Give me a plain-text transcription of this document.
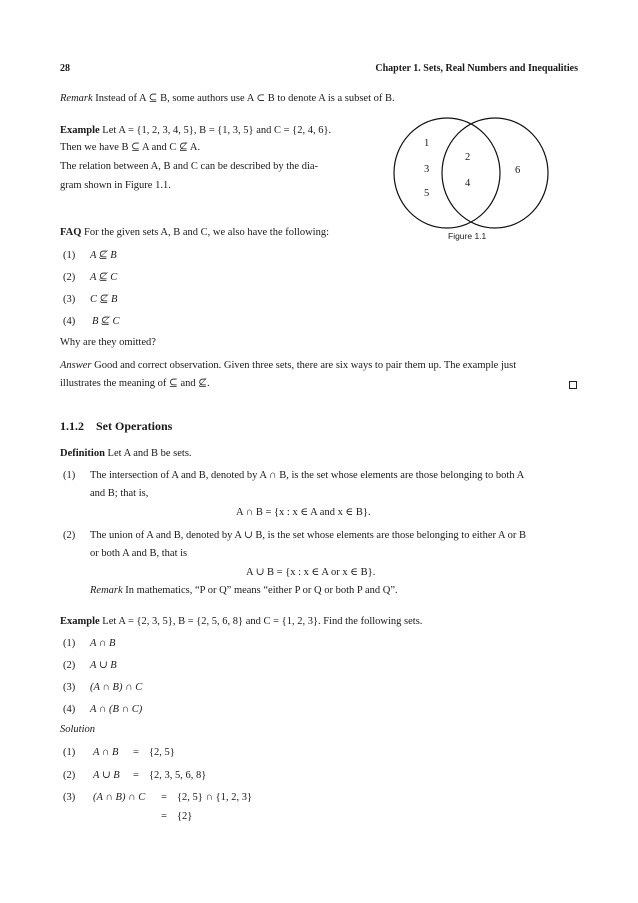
28	Chapter 1. Sets, Real Numbers and Inequalities
Remark Instead of A ⊆ B, some authors use A ⊂ B to denote A is a subset of B.
Example Let A = {1, 2, 3, 4, 5}, B = {1, 3, 5} and C = {2, 4, 6}.
Then we have B ⊆ A and C ⊈ A.
The relation between A, B and C can be described by the dia-
gram shown in Figure 1.1.
1
3
5
2
4
6
Figure 1.1
FAQ For the given sets A, B and C, we also have the following:
(1) A ⊈ B
(2) A ⊈ C
(3) C ⊈ B
(4) B ⊈ C
Why are they omitted?
Answer Good and correct observation. Given three sets, there are six ways to pair them up. The example just
illustrates the meaning of ⊆ and ⊈.
1.1.2 Set Operations
Definition Let A and B be sets.
(1) The intersection of A and B, denoted by A ∩ B, is the set whose elements are those belonging to both A
and B; that is,
A ∩ B = {x : x ∈ A and x ∈ B}.
(2) The union of A and B, denoted by A ∪ B, is the set whose elements are those belonging to either A or B
or both A and B, that is
A ∪ B = {x : x ∈ A or x ∈ B}.
Remark In mathematics, “P or Q” means “either P or Q or both P and Q”.
Example Let A = {2, 3, 5}, B = {2, 5, 6, 8} and C = {1, 2, 3}. Find the following sets.
(1) A ∩ B
(2) A ∪ B
(3) (A ∩ B) ∩ C
(4) A ∩ (B ∩ C)
Solution
(1) A ∩ B = {2, 5}
(2) A ∪ B = {2, 3, 5, 6, 8}
(3) (A ∩ B) ∩ C = {2, 5} ∩ {1, 2, 3}
= {2}
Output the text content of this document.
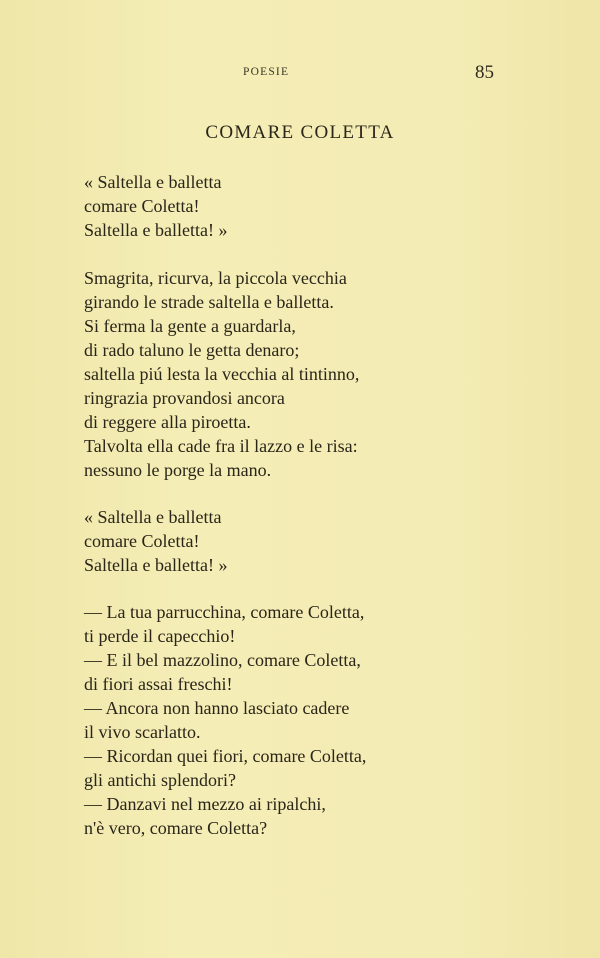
POESIE	85
COMARE COLETTA
« Saltella e balletta
comare Coletta!
Saltella e balletta! »
Smagrita, ricurva, la piccola vecchia
girando le strade saltella e balletta.
Si ferma la gente a guardarla,
di rado taluno le getta denaro;
saltella piú lesta la vecchia al tintinno,
ringrazia provandosi ancora
di reggere alla piroetta.
Talvolta ella cade fra il lazzo e le risa:
nessuno le porge la mano.
« Saltella e balletta
comare Coletta!
Saltella e balletta! »
— La tua parrucchina, comare Coletta,
ti perde il capecchio!
— E il bel mazzolino, comare Coletta,
di fiori assai freschi!
— Ancora non hanno lasciato cadere
il vivo scarlatto.
— Ricordan quei fiori, comare Coletta,
gli antichi splendori?
— Danzavi nel mezzo ai ripalchi,
n'è vero, comare Coletta?
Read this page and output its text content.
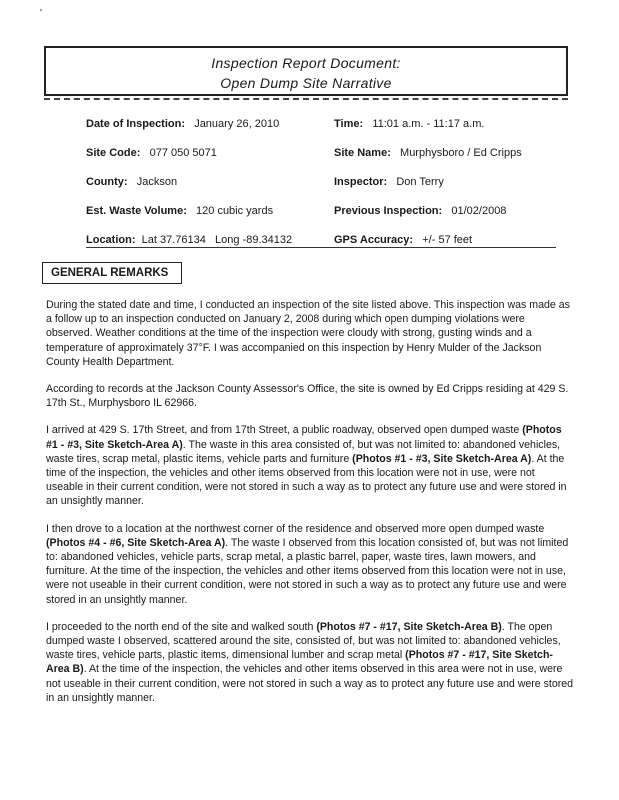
'
Inspection Report Document:
Open Dump Site Narrative
Date of Inspection: January 26, 2010	Time: 11:01 a.m. - 11:17 a.m.
Site Code: 077 050 5071	Site Name: Murphysboro / Ed Cripps
County: Jackson	Inspector: Don Terry
Est. Waste Volume: 120 cubic yards	Previous Inspection: 01/02/2008
Location: Lat 37.76134   Long -89.34132	GPS Accuracy: +/- 57 feet
GENERAL REMARKS

During the stated date and time, I conducted an inspection of the site listed above. This inspection was made as a follow up to an inspection conducted on January 2, 2008 during which open dumping violations were observed. Weather conditions at the time of the inspection were cloudy with strong, gusting winds and a temperature of approximately 37°F. I was accompanied on this inspection by Henry Mulder of the Jackson County Health Department.

According to records at the Jackson County Assessor's Office, the site is owned by Ed Cripps residing at 429 S. 17th St., Murphysboro IL 62966.

I arrived at 429 S. 17th Street, and from 17th Street, a public roadway, observed open dumped waste (Photos #1 - #3, Site Sketch-Area A). The waste in this area consisted of, but was not limited to: abandoned vehicles, waste tires, scrap metal, plastic items, vehicle parts and furniture (Photos #1 - #3, Site Sketch-Area A). At the time of the inspection, the vehicles and other items observed from this location were not in use, were not useable in their current condition, were not stored in such a way as to protect any future use and were stored in an unsightly manner.

I then drove to a location at the northwest corner of the residence and observed more open dumped waste (Photos #4 - #6, Site Sketch-Area A). The waste I observed from this location consisted of, but was not limited to: abandoned vehicles, vehicle parts, scrap metal, a plastic barrel, paper, waste tires, lawn mowers, and furniture. At the time of the inspection, the vehicles and other items observed from this location were not in use, were not useable in their current condition, were not stored in such a way as to protect any future use and were stored in an unsightly manner.

I proceeded to the north end of the site and walked south (Photos #7 - #17, Site Sketch-Area B). The open dumped waste I observed, scattered around the site, consisted of, but was not limited to: abandoned vehicles, waste tires, vehicle parts, plastic items, dimensional lumber and scrap metal (Photos #7 - #17, Site Sketch-Area B). At the time of the inspection, the vehicles and other items observed in this area were not in use, were not useable in their current condition, were not stored in such a way as to protect any future use and were stored in an unsightly manner.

────────────────────

## Exercise description
State only the count of lines above that hold the string "those".

## Reply
2